Saved entries:
┌──
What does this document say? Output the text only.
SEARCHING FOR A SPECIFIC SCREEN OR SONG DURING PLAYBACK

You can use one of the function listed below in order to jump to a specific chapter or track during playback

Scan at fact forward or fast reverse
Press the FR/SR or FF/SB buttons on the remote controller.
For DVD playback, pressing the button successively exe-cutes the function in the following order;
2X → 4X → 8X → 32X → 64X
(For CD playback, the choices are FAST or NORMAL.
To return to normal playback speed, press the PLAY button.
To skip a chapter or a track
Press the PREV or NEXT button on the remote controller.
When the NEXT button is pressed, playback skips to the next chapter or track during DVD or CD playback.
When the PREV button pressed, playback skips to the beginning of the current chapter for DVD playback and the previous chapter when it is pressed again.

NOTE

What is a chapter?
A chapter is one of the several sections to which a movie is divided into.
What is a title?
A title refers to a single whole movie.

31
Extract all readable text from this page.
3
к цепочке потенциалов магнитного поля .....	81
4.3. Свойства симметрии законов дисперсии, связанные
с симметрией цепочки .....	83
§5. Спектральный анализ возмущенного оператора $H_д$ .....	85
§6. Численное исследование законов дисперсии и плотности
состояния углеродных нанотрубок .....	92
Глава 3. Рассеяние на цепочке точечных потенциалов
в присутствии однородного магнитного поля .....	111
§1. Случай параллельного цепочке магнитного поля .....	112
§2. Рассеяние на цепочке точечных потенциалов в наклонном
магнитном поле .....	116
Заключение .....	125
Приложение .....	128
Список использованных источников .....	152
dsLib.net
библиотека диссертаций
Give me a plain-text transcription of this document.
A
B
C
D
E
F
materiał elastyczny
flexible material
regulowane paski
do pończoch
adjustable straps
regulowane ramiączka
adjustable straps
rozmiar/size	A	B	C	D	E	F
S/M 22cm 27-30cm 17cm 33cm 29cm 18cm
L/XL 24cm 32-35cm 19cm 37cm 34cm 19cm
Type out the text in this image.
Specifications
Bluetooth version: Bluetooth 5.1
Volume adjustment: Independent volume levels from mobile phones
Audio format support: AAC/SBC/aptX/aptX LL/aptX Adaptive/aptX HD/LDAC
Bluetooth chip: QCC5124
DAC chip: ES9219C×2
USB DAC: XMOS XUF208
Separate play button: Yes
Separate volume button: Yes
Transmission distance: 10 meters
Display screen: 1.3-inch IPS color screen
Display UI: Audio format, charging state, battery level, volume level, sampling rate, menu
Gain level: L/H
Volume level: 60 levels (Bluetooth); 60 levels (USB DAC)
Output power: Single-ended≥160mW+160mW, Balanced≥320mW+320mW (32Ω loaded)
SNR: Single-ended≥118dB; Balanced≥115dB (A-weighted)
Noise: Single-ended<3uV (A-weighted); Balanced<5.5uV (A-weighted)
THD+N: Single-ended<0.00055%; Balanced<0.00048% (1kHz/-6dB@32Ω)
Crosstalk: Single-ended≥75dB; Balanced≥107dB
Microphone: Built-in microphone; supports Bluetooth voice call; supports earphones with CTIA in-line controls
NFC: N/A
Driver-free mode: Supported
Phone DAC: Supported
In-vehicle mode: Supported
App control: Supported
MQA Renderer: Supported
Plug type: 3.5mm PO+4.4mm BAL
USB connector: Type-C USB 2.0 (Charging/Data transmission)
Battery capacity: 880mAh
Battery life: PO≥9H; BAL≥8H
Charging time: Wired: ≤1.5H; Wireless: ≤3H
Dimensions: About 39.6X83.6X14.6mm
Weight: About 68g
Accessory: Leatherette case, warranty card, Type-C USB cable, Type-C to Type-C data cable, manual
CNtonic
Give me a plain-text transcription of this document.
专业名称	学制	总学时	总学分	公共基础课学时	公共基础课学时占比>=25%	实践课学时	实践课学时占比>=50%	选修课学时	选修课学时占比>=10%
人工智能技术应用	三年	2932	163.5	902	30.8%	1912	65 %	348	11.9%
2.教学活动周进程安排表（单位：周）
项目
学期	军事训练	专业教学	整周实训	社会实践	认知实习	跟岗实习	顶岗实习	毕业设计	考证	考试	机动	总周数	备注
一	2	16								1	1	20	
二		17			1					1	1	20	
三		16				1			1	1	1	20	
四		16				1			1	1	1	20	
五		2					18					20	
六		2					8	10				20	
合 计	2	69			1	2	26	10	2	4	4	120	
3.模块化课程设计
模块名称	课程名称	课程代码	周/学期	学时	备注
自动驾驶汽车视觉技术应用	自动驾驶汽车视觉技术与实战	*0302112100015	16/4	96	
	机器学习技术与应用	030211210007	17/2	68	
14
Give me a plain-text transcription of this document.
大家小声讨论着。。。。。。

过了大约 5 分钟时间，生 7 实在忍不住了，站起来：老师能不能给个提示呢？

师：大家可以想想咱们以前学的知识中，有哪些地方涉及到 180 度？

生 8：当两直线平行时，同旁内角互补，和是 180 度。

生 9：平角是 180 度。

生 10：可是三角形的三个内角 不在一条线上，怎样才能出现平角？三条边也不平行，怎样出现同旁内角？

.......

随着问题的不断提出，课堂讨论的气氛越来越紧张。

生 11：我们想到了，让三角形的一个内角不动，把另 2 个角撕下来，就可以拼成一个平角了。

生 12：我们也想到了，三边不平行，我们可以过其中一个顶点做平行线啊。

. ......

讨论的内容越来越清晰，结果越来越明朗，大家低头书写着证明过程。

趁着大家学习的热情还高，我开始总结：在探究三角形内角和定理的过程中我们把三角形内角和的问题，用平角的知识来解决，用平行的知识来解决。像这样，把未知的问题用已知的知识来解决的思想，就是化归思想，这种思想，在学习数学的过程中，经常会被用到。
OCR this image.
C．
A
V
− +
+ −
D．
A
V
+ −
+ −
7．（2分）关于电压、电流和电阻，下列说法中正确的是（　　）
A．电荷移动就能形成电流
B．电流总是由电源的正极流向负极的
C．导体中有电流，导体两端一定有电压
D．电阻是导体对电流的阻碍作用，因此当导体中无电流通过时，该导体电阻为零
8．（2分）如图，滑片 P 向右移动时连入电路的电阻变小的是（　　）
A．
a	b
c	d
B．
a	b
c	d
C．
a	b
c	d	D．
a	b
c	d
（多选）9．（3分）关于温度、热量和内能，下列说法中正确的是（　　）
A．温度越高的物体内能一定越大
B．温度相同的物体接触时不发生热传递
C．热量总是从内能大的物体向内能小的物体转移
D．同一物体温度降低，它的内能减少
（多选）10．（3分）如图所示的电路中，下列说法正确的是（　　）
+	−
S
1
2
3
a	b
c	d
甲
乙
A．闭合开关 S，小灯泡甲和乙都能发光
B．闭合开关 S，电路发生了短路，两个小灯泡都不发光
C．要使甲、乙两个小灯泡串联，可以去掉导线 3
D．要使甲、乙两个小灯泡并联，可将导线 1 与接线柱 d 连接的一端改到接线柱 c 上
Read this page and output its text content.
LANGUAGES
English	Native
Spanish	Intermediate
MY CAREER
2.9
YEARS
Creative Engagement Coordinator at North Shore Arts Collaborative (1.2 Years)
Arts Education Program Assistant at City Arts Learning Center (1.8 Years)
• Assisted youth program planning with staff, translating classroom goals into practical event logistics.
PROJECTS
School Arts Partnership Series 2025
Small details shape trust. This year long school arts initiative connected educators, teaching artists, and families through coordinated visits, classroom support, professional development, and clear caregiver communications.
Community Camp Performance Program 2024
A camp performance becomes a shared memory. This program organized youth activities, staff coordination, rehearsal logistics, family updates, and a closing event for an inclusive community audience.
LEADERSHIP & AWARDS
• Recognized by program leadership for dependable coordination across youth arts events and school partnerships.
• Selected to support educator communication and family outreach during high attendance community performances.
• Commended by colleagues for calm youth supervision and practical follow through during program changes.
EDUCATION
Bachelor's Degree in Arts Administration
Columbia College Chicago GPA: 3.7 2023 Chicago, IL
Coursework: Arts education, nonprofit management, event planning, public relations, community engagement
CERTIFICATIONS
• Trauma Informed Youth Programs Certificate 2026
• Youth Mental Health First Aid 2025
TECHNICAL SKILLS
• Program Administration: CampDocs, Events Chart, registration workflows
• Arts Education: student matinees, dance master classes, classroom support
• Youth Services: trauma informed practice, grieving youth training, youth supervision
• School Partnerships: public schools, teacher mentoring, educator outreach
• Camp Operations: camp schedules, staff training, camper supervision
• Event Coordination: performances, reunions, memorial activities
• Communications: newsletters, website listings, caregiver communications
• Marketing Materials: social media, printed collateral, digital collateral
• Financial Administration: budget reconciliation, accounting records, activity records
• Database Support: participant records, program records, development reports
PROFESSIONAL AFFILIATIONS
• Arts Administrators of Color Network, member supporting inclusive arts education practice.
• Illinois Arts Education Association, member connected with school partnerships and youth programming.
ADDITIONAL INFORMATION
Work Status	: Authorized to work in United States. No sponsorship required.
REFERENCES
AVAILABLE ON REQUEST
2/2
└──
Go through the entries above and copy every line containing "inclusive".

A camp performance becomes a shared memory. This program organized youth activities, staff coordination, rehearsal logistics, family updates, and a closing event for an inclusive community audience.
• Arts Administrators of Color Network, member supporting inclusive arts education practice.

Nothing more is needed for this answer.